### Task
Identify the lines that include the word "source", then copy all of them.
***** Rows *****
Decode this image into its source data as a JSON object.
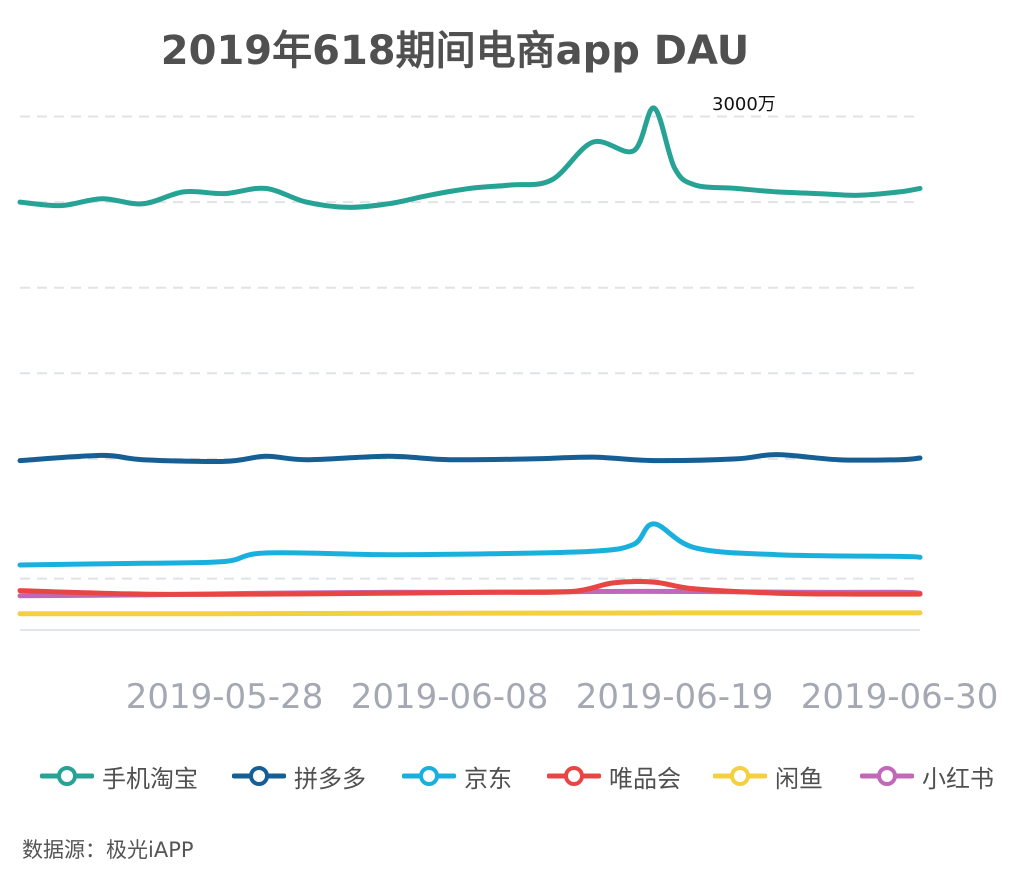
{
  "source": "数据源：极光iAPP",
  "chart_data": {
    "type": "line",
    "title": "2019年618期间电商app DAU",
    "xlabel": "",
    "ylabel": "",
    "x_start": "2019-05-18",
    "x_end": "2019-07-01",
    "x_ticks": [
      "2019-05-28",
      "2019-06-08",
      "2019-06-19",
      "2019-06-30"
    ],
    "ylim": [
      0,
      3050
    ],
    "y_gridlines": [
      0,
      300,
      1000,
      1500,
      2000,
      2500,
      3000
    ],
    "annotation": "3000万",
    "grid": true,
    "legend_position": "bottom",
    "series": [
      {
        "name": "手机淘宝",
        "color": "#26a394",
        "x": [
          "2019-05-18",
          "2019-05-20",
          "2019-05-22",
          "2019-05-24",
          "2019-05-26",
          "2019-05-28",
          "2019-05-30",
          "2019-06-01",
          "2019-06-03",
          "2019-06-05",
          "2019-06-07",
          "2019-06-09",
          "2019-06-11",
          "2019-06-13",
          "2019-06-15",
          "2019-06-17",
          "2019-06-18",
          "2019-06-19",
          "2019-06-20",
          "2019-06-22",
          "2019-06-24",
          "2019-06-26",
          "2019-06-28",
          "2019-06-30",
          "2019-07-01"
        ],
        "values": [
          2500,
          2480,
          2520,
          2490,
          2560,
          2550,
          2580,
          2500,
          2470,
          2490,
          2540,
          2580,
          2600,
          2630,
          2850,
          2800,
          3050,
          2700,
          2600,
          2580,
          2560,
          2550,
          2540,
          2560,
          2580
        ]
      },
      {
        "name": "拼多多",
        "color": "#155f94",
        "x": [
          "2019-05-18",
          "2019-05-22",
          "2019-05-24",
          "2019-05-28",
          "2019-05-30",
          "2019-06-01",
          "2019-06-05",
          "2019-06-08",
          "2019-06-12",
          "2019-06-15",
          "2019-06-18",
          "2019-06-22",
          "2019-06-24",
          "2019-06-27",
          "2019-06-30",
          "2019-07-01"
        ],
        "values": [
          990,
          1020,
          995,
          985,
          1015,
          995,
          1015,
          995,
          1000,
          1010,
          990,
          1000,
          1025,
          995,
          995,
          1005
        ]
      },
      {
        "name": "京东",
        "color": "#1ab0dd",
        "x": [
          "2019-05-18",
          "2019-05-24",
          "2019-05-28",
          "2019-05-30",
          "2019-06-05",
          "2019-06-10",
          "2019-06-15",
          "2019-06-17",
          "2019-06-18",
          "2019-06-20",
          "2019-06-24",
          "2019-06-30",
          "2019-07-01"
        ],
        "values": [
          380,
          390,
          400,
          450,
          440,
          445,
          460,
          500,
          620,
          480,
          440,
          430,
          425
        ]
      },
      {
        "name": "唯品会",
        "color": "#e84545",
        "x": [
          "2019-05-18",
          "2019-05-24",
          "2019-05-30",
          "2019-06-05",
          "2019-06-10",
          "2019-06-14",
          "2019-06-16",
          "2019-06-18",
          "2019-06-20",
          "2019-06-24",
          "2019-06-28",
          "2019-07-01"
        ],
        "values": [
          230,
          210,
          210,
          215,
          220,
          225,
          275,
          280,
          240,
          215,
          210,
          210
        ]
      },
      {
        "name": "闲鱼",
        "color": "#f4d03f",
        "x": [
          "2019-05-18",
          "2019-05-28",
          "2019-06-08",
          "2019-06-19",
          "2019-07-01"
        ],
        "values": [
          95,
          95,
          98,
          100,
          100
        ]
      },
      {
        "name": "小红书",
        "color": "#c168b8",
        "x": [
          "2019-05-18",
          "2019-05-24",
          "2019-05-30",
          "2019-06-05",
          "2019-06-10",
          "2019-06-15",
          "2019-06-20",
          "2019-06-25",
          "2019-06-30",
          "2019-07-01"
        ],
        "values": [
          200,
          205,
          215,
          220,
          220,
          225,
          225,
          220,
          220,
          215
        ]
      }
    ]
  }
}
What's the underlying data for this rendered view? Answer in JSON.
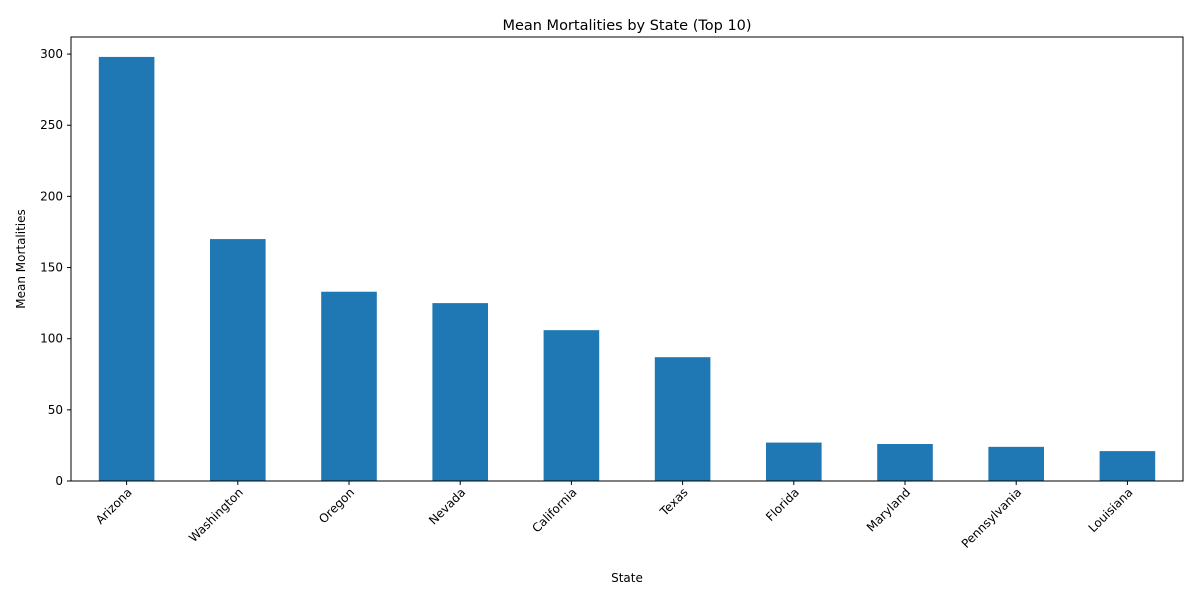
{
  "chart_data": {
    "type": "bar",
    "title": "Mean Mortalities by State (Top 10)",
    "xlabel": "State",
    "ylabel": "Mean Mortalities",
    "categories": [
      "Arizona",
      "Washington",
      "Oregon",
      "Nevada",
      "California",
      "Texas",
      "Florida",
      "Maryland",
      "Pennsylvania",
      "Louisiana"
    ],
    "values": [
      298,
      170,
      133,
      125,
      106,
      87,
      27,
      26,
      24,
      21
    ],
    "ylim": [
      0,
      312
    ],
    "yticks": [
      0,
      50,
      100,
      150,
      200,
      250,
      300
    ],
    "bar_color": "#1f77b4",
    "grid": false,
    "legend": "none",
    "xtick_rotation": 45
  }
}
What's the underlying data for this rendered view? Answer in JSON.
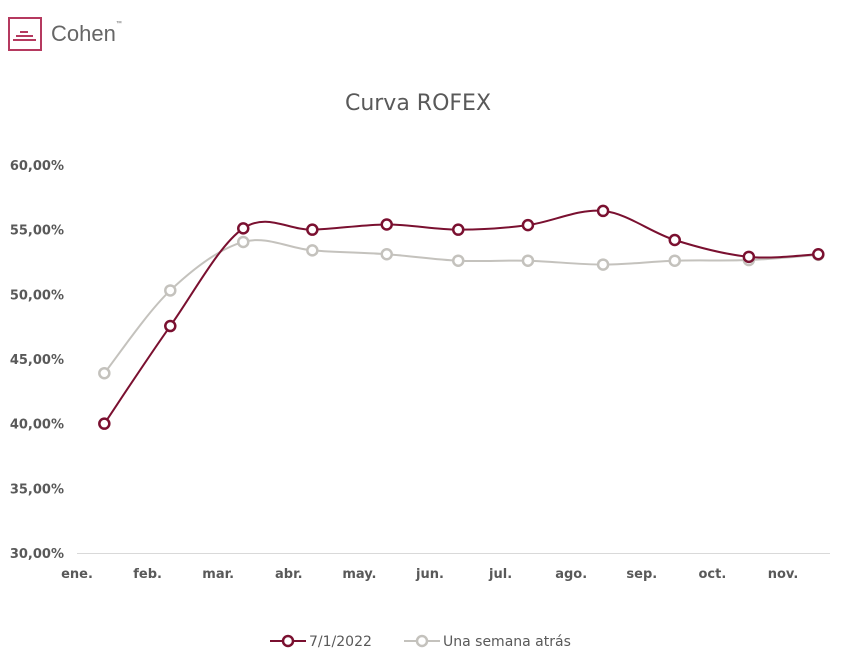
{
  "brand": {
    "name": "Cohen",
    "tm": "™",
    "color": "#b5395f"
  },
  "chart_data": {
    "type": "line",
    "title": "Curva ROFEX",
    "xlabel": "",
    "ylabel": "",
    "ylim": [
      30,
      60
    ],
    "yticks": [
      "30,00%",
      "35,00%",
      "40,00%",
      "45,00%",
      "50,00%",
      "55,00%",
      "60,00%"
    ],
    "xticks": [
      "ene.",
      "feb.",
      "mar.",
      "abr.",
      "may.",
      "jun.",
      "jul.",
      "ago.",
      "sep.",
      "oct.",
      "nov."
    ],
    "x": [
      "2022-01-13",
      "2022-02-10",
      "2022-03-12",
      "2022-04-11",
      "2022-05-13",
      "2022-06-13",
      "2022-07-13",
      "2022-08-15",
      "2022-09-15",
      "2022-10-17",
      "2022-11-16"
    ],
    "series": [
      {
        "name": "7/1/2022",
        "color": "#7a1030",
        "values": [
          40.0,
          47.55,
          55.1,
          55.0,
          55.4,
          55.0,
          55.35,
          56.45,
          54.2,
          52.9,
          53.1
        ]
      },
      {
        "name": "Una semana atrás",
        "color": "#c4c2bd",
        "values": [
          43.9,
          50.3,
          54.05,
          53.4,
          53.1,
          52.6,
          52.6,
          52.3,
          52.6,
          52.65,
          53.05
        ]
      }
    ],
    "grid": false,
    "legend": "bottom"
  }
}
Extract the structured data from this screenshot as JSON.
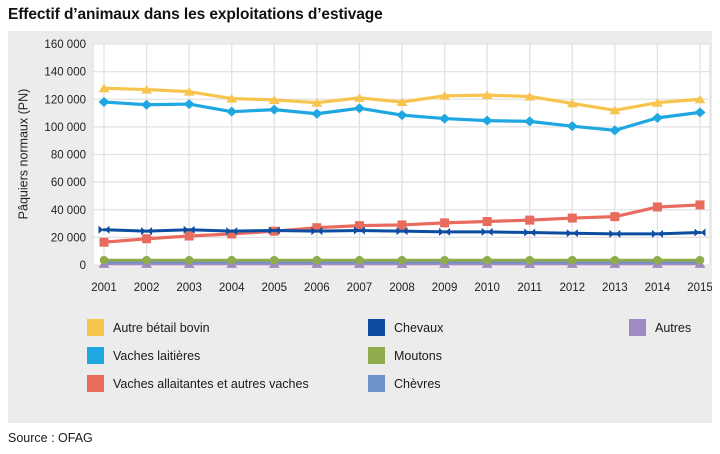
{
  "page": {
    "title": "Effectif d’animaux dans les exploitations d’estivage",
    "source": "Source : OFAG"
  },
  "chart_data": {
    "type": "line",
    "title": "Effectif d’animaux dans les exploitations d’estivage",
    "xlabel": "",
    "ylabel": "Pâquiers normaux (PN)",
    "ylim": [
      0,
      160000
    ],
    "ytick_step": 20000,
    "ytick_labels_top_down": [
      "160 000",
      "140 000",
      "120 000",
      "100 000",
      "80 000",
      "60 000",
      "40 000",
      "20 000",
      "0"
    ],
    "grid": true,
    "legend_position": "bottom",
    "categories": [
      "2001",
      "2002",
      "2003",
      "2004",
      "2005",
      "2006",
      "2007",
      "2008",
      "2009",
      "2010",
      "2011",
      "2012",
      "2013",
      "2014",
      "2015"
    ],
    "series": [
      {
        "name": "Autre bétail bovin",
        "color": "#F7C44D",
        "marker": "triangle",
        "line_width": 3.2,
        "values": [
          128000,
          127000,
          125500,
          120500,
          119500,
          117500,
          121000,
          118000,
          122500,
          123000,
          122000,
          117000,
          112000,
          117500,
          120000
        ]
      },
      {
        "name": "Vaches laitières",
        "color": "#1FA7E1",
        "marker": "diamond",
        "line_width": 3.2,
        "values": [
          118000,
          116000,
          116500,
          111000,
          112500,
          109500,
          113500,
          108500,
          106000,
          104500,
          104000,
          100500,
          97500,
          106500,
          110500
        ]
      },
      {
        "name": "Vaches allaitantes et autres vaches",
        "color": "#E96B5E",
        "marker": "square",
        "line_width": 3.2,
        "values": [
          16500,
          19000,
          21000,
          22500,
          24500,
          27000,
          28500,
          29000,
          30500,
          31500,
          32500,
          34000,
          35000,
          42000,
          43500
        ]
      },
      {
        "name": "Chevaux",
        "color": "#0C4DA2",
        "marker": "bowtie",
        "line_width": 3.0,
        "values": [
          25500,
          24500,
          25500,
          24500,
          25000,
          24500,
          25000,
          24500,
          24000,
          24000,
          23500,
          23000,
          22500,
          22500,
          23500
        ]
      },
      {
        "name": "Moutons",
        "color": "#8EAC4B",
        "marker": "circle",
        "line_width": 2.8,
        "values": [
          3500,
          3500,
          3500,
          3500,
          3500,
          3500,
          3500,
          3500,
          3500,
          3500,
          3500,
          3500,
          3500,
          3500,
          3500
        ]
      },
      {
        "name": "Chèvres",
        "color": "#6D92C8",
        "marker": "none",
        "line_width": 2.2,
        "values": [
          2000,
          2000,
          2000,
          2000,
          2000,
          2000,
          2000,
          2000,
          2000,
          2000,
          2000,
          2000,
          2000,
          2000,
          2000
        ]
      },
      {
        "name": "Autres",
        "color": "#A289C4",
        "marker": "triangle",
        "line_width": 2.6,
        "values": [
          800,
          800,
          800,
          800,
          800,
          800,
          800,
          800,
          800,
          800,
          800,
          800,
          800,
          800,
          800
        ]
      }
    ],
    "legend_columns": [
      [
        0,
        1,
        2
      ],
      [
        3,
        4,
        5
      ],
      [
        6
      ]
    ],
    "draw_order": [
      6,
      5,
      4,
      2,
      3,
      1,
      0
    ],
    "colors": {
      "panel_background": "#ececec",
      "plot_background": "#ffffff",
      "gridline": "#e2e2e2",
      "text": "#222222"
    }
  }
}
*****
### Final answer
Decode this image into its source data as a JSON object.
  "source": "数据源：极光iAPP",
    "source": "Source : OFAG"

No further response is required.